* WHAT YOU ARE ASKED TO DO:
Find and copy each line of the records where the string "Liaison" shows up.

* WORKING DATA:
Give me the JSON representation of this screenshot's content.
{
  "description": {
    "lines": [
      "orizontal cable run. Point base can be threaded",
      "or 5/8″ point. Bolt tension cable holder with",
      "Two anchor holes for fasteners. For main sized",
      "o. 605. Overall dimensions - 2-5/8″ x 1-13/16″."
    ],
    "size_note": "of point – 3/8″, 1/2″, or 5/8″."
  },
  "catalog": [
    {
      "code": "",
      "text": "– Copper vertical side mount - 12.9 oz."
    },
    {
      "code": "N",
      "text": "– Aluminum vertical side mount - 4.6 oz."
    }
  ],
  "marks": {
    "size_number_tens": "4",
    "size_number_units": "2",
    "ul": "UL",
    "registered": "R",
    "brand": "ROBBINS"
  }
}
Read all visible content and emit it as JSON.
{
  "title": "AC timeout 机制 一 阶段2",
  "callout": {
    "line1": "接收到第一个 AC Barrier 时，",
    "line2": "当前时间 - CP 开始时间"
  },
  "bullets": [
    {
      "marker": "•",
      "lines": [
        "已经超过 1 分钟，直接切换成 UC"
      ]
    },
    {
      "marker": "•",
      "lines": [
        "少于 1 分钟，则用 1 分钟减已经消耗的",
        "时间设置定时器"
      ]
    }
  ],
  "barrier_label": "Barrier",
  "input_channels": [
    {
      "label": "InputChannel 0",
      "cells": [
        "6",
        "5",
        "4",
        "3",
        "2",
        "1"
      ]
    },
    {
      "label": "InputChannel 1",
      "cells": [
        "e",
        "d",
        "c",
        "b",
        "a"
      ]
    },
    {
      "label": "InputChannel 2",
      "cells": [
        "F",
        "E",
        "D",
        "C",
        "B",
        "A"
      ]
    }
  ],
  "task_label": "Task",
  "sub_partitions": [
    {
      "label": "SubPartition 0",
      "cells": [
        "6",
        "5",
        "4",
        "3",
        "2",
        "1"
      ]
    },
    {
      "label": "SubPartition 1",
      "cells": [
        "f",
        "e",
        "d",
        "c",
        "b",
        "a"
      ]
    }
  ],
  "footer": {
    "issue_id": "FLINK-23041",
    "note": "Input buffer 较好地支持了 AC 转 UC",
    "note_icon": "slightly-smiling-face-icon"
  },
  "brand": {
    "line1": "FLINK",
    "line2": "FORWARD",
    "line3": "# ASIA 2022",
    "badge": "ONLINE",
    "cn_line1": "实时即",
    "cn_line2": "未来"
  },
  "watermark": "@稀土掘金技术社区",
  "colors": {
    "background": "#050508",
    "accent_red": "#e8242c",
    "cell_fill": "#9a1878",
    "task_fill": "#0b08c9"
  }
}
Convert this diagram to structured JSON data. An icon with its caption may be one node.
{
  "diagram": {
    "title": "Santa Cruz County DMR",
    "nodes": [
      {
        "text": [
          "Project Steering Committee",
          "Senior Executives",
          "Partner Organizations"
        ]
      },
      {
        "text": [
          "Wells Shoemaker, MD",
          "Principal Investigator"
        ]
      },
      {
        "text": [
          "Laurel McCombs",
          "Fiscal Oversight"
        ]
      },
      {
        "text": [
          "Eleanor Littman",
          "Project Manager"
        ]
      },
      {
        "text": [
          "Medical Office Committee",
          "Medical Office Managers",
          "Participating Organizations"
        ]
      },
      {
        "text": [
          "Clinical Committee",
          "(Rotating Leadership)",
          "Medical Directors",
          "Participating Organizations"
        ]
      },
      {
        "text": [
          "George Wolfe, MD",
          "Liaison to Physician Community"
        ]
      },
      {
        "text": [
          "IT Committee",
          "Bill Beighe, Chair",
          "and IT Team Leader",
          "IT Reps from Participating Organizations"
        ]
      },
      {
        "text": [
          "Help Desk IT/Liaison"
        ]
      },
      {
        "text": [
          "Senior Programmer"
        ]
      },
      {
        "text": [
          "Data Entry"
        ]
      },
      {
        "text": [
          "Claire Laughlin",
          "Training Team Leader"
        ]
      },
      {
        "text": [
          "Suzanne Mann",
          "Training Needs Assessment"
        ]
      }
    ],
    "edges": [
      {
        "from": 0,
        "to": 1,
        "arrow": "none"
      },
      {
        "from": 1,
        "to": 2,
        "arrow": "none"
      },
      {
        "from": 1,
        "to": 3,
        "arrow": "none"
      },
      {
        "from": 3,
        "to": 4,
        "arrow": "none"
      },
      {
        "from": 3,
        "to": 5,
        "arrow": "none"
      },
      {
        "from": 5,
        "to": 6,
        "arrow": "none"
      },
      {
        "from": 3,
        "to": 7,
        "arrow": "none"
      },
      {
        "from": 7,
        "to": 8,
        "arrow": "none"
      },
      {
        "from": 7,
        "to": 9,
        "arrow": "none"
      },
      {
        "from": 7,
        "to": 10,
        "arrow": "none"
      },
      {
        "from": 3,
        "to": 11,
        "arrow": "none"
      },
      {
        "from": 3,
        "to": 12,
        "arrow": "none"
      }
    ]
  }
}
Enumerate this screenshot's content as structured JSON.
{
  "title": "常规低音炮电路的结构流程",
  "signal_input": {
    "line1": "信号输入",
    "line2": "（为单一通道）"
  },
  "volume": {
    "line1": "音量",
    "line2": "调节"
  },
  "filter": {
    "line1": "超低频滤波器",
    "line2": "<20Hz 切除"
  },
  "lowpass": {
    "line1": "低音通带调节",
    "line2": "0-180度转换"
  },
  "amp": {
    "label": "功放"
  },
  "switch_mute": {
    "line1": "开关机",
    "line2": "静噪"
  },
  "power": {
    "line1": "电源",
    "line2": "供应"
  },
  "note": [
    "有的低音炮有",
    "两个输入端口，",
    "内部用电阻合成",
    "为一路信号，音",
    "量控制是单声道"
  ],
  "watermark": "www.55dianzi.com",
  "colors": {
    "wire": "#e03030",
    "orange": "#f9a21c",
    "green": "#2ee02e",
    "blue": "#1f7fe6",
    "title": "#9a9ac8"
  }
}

* REPLY:
          "Liaison to Physician Community"
          "Help Desk IT/Liaison"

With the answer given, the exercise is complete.